* What you have to do: Collect from the data below each line with "Journal".

* Excerpted data:
====

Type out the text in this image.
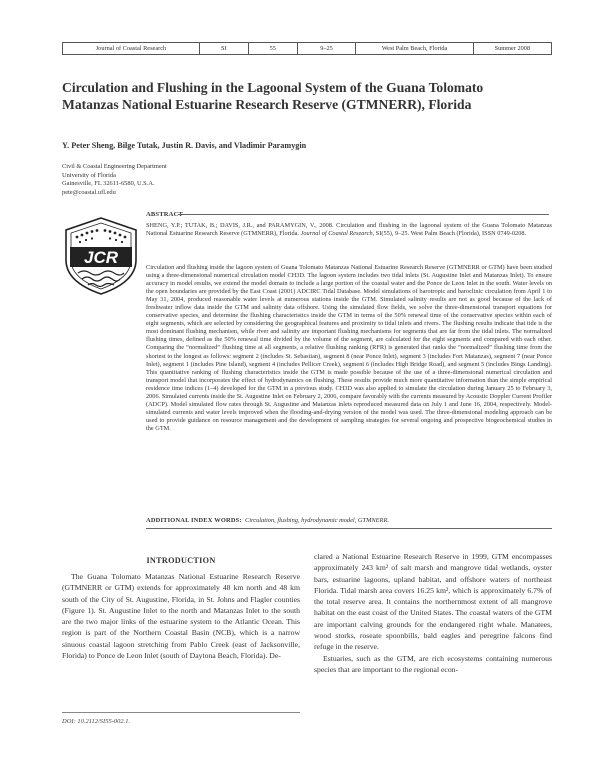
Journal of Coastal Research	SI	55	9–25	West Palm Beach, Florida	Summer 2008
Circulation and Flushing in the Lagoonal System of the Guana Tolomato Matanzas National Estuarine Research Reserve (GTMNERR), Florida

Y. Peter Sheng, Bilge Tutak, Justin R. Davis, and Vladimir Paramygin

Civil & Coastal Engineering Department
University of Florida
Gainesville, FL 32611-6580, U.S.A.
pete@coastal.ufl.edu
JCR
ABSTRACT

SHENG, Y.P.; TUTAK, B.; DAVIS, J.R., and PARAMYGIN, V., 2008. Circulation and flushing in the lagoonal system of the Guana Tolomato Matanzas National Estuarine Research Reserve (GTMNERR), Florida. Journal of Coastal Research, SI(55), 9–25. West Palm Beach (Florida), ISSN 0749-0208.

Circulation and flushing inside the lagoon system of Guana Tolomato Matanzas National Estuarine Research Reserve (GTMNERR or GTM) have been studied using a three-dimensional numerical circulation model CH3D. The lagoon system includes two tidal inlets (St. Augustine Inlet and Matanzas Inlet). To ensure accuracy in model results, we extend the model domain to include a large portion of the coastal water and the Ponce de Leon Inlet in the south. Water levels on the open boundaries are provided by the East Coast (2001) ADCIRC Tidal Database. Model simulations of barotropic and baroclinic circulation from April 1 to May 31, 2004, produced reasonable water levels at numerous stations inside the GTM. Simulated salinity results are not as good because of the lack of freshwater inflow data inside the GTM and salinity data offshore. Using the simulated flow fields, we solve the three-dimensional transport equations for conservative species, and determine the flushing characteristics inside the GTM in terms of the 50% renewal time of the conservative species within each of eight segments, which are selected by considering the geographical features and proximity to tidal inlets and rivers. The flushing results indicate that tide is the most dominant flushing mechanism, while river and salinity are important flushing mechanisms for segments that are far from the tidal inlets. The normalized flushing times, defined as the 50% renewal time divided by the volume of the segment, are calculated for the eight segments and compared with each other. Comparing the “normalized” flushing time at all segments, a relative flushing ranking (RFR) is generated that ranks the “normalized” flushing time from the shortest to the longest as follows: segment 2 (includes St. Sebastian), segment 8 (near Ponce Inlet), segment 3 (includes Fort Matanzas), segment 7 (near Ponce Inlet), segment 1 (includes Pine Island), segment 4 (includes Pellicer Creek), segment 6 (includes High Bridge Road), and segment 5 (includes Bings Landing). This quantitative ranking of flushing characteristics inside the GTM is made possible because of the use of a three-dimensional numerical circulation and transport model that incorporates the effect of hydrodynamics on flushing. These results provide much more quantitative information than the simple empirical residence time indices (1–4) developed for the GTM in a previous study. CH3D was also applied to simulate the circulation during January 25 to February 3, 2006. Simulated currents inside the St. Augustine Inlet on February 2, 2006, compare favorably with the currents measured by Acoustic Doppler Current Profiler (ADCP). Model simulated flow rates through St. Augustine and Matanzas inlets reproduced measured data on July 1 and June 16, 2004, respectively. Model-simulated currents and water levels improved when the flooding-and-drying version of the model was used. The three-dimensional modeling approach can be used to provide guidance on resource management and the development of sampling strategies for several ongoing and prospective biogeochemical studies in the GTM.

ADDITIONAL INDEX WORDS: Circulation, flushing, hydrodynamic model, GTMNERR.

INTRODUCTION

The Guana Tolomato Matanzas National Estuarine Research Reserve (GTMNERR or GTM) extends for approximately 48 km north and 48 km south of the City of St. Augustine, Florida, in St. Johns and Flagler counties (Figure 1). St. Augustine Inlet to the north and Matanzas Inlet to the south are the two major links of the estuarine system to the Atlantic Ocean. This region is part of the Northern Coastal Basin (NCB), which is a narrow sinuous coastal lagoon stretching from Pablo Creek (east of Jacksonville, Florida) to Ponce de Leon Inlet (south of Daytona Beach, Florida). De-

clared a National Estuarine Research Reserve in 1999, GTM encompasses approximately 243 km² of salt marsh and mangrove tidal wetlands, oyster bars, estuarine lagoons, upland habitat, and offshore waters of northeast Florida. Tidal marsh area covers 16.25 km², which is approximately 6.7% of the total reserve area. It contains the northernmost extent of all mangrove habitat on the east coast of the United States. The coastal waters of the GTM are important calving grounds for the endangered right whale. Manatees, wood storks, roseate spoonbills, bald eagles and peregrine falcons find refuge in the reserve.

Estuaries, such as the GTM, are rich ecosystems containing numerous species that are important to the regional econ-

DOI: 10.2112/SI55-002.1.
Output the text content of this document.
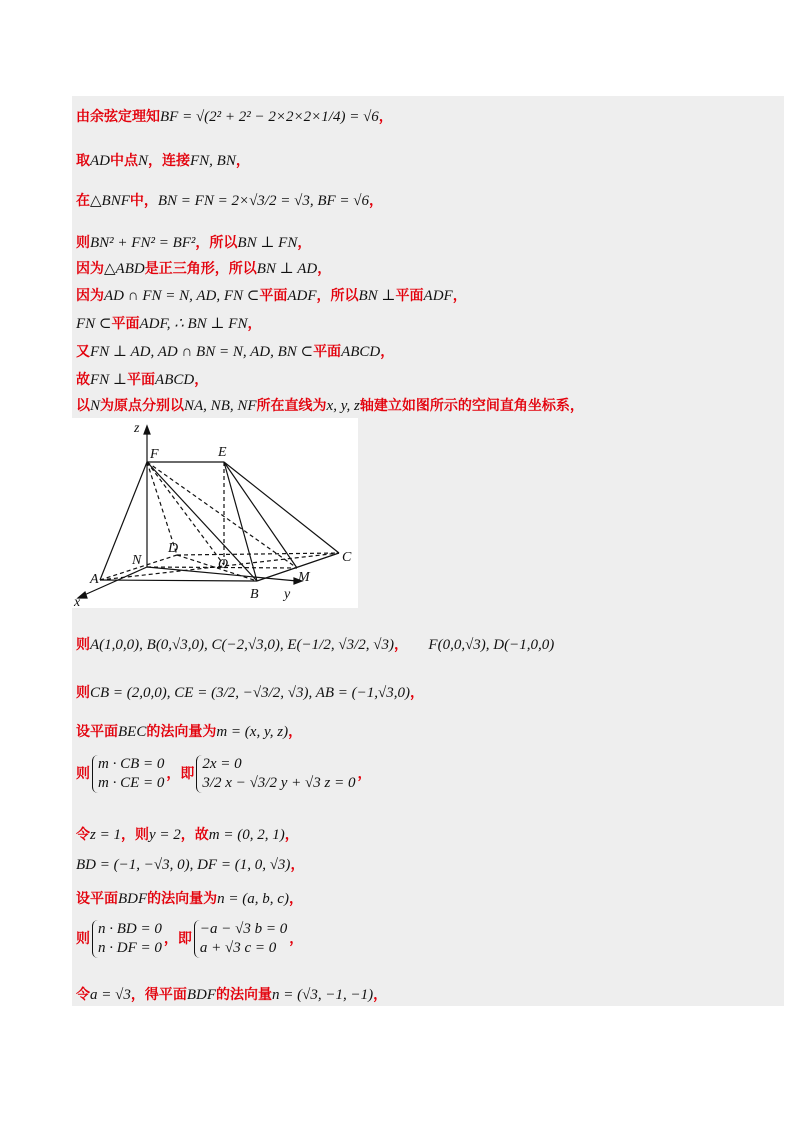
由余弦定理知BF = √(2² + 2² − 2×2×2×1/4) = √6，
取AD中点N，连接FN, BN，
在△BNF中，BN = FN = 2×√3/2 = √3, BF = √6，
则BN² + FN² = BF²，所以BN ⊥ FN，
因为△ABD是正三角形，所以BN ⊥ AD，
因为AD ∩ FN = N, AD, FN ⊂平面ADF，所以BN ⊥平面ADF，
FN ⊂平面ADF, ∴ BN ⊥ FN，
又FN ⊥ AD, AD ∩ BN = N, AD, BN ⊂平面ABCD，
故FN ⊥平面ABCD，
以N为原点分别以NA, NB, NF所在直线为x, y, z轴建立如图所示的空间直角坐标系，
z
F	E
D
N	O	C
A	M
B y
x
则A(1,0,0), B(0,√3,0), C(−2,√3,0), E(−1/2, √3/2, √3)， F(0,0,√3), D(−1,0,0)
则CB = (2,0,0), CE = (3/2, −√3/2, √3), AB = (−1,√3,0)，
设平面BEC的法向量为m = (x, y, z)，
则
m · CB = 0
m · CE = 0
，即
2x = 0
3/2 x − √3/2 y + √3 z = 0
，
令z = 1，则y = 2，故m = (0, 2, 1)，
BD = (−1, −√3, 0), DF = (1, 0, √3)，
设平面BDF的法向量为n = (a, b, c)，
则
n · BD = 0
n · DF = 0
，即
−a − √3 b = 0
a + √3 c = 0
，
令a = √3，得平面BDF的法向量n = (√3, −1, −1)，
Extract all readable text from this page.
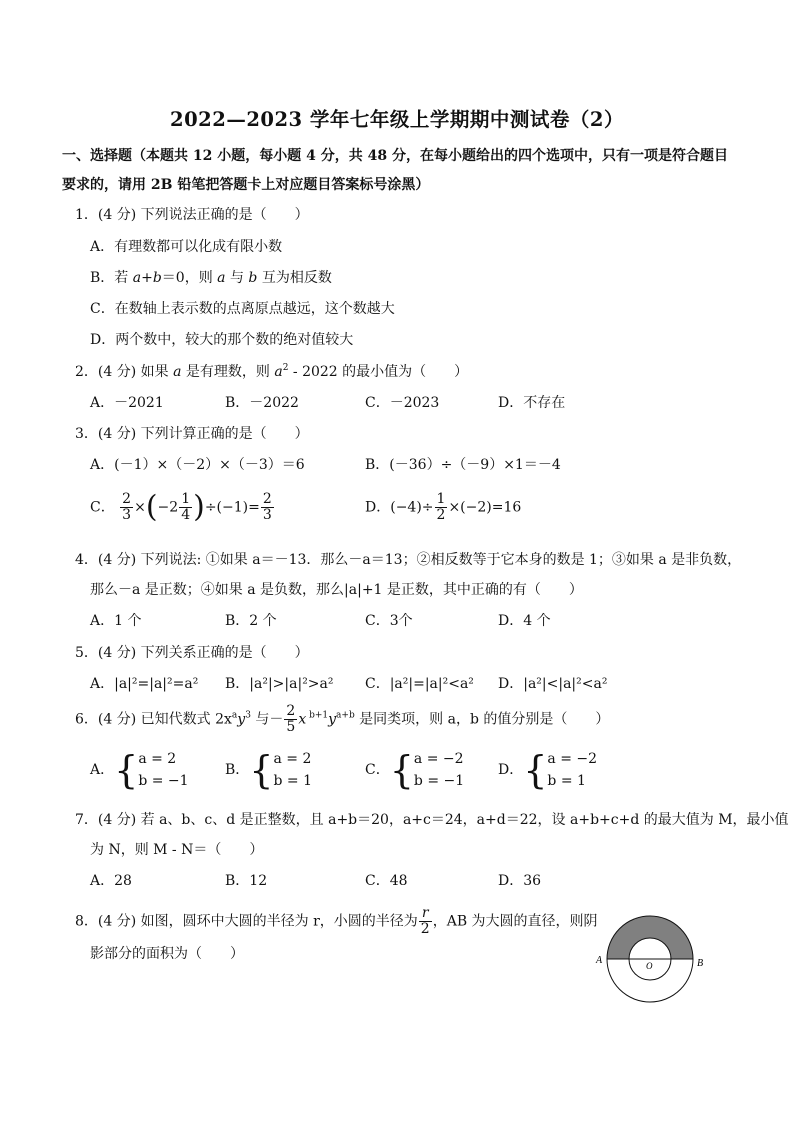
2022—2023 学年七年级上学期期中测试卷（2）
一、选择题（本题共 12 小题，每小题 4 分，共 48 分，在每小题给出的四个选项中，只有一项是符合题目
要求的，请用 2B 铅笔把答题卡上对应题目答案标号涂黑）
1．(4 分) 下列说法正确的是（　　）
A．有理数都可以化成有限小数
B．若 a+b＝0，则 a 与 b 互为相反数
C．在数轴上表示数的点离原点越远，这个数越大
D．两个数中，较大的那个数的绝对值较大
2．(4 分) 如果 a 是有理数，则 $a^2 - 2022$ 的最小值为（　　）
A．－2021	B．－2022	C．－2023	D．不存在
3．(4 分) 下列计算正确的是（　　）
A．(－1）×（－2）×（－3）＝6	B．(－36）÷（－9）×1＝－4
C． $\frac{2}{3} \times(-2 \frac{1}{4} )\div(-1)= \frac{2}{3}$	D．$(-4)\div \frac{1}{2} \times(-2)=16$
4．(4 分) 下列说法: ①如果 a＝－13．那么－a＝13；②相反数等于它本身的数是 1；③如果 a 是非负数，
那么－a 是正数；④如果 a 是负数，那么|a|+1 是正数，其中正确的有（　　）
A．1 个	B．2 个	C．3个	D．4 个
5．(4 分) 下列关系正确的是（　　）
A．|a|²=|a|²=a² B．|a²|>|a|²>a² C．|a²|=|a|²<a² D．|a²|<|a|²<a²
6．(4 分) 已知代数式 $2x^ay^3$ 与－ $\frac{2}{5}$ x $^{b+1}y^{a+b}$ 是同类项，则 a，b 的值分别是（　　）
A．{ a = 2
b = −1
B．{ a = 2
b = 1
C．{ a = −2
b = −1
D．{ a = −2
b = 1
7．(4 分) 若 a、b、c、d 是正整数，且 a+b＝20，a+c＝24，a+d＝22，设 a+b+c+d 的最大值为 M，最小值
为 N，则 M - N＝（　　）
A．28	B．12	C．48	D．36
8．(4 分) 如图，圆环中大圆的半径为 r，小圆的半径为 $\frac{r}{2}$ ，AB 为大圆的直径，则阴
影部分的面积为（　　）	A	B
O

====

* Response to this exercise:
Journal of Coastal Research	SI	55	9–25	West Palm Beach, Florida	Summer 2008
SHENG, Y.P.; TUTAK, B.; DAVIS, J.R., and PARAMYGIN, V., 2008. Circulation and flushing in the lagoonal system of the Guana Tolomato Matanzas National Estuarine Research Reserve (GTMNERR), Florida. Journal of Coastal Research, SI(55), 9–25. West Palm Beach (Florida), ISSN 0749-0208.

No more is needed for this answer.